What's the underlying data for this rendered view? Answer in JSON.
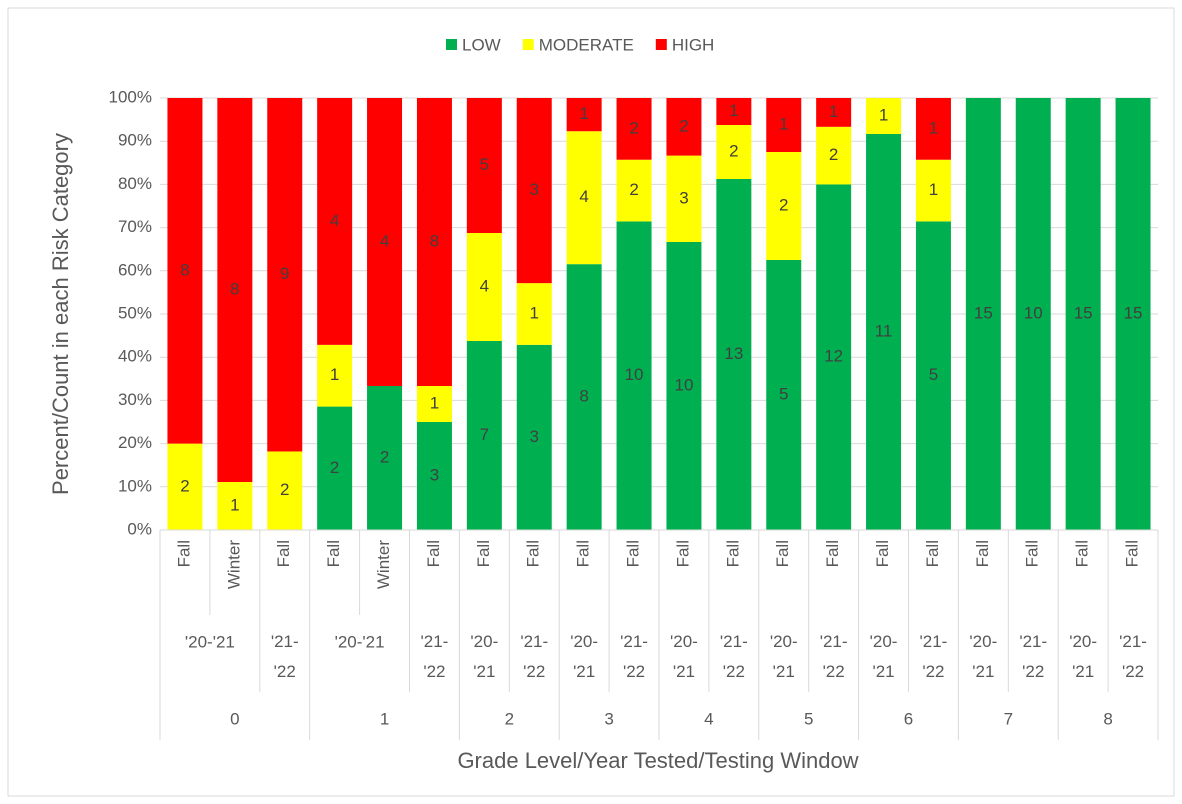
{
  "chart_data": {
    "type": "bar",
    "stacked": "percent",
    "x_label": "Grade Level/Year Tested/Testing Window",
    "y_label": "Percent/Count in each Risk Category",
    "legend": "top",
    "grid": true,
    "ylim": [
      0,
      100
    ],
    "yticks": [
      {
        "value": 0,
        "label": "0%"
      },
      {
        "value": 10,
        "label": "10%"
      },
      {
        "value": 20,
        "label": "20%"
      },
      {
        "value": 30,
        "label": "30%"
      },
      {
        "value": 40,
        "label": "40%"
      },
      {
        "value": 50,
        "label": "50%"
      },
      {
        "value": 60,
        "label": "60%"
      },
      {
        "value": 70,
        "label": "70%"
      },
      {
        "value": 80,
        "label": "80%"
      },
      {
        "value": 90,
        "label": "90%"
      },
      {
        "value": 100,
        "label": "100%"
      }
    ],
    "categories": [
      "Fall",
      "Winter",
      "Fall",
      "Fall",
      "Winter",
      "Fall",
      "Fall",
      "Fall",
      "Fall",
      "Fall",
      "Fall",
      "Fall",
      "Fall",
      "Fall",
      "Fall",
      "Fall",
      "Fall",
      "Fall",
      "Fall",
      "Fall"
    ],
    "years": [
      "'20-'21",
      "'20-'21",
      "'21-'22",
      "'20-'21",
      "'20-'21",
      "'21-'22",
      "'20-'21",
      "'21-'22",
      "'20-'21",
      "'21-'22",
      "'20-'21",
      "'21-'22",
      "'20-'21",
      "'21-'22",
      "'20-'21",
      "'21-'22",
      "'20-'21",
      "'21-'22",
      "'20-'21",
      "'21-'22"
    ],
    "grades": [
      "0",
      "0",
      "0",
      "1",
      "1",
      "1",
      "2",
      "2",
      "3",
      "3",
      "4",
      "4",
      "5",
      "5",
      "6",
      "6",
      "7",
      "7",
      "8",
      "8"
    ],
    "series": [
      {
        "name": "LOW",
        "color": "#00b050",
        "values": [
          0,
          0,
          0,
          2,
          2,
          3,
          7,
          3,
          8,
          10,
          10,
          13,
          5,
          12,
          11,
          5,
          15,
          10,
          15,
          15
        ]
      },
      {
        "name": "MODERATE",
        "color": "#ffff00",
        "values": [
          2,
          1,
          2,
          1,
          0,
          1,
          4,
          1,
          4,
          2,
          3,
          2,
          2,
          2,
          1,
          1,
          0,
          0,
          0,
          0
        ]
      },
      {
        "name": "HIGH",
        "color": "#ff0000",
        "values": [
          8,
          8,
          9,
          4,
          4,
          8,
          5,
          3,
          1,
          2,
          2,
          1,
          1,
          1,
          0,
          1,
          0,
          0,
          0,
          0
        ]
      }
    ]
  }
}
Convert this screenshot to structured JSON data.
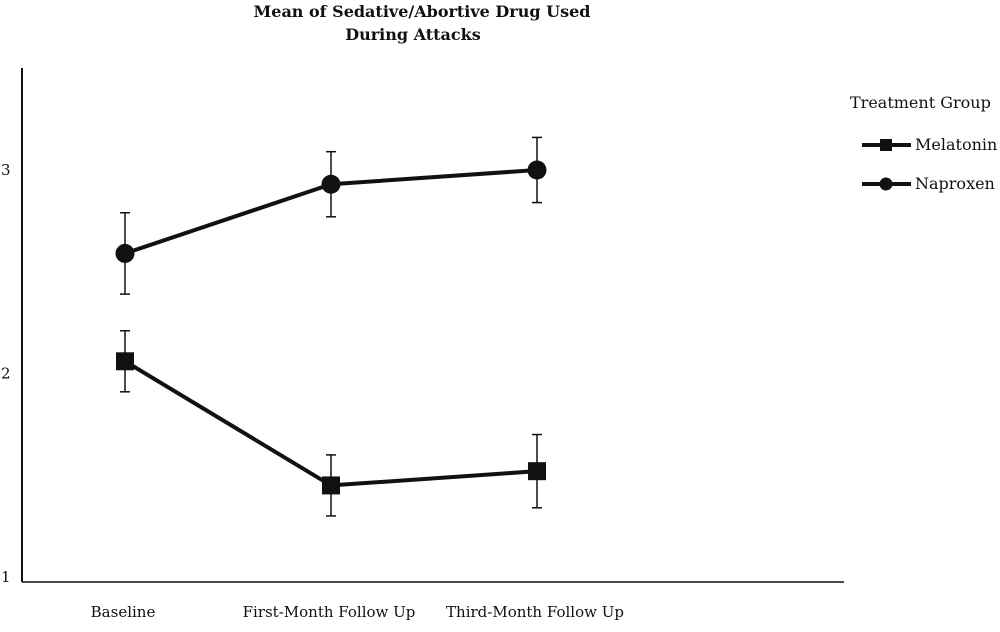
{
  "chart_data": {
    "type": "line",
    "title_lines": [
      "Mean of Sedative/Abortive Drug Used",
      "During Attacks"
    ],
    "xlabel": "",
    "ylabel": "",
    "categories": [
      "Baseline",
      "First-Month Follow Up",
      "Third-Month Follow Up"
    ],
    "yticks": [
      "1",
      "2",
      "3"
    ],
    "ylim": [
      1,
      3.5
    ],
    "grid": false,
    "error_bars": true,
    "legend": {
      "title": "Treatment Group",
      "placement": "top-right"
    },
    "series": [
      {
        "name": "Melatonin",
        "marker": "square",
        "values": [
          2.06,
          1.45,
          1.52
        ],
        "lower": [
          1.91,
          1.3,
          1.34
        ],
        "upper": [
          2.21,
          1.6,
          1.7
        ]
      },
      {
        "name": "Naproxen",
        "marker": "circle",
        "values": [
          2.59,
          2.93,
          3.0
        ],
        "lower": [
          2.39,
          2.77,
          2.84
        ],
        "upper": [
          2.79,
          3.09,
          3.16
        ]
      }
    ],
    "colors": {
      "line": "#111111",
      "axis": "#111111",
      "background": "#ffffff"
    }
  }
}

### Task to complete
Using the records above, output their complete text exactly, minus any images.

### Output for this exercise
What's the underlying data for this rendered view? Answer in JSON.
{
  "chart_data": {
    "type": "bar",
    "stacked": "percent",
    "x_label": "Grade Level/Year Tested/Testing Window",
    "y_label": "Percent/Count in each Risk Category",
    "legend": "top",
    "grid": true,
    "ylim": [
      0,
      100
    ],
    "yticks": [
      {
        "value": 0,
        "label": "0%"
      },
      {
        "value": 10,
        "label": "10%"
      },
      {
        "value": 20,
        "label": "20%"
      },
      {
        "value": 30,
        "label": "30%"
      },
      {
        "value": 40,
        "label": "40%"
      },
      {
        "value": 50,
        "label": "50%"
      },
      {
        "value": 60,
        "label": "60%"
      },
      {
        "value": 70,
        "label": "70%"
      },
      {
        "value": 80,
        "label": "80%"
      },
      {
        "value": 90,
        "label": "90%"
      },
      {
        "value": 100,
        "label": "100%"
      }
    ],
    "categories": [
      "Fall",
      "Winter",
      "Fall",
      "Fall",
      "Winter",
      "Fall",
      "Fall",
      "Fall",
      "Fall",
      "Fall",
      "Fall",
      "Fall",
      "Fall",
      "Fall",
      "Fall",
      "Fall",
      "Fall",
      "Fall",
      "Fall",
      "Fall"
    ],
    "years": [
      "'20-'21",
      "'20-'21",
      "'21-'22",
      "'20-'21",
      "'20-'21",
      "'21-'22",
      "'20-'21",
      "'21-'22",
      "'20-'21",
      "'21-'22",
      "'20-'21",
      "'21-'22",
      "'20-'21",
      "'21-'22",
      "'20-'21",
      "'21-'22",
      "'20-'21",
      "'21-'22",
      "'20-'21",
      "'21-'22"
    ],
    "grades": [
      "0",
      "0",
      "0",
      "1",
      "1",
      "1",
      "2",
      "2",
      "3",
      "3",
      "4",
      "4",
      "5",
      "5",
      "6",
      "6",
      "7",
      "7",
      "8",
      "8"
    ],
    "series": [
      {
        "name": "LOW",
        "color": "#00b050",
        "values": [
          0,
          0,
          0,
          2,
          2,
          3,
          7,
          3,
          8,
          10,
          10,
          13,
          5,
          12,
          11,
          5,
          15,
          10,
          15,
          15
        ]
      },
      {
        "name": "MODERATE",
        "color": "#ffff00",
        "values": [
          2,
          1,
          2,
          1,
          0,
          1,
          4,
          1,
          4,
          2,
          3,
          2,
          2,
          2,
          1,
          1,
          0,
          0,
          0,
          0
        ]
      },
      {
        "name": "HIGH",
        "color": "#ff0000",
        "values": [
          8,
          8,
          9,
          4,
          4,
          8,
          5,
          3,
          1,
          2,
          2,
          1,
          1,
          1,
          0,
          1,
          0,
          0,
          0,
          0
        ]
      }
    ]
  }
}
Convert this screenshot to structured JSON data.
{
  "chart_data": {
    "type": "line",
    "title_lines": [
      "Mean of Sedative/Abortive Drug Used",
      "During Attacks"
    ],
    "xlabel": "",
    "ylabel": "",
    "categories": [
      "Baseline",
      "First-Month Follow Up",
      "Third-Month Follow Up"
    ],
    "yticks": [
      "1",
      "2",
      "3"
    ],
    "ylim": [
      1,
      3.5
    ],
    "grid": false,
    "error_bars": true,
    "legend": {
      "title": "Treatment Group",
      "placement": "top-right"
    },
    "series": [
      {
        "name": "Melatonin",
        "marker": "square",
        "values": [
          2.06,
          1.45,
          1.52
        ],
        "lower": [
          1.91,
          1.3,
          1.34
        ],
        "upper": [
          2.21,
          1.6,
          1.7
        ]
      },
      {
        "name": "Naproxen",
        "marker": "circle",
        "values": [
          2.59,
          2.93,
          3.0
        ],
        "lower": [
          2.39,
          2.77,
          2.84
        ],
        "upper": [
          2.79,
          3.09,
          3.16
        ]
      }
    ],
    "colors": {
      "line": "#111111",
      "axis": "#111111",
      "background": "#ffffff"
    }
  }
}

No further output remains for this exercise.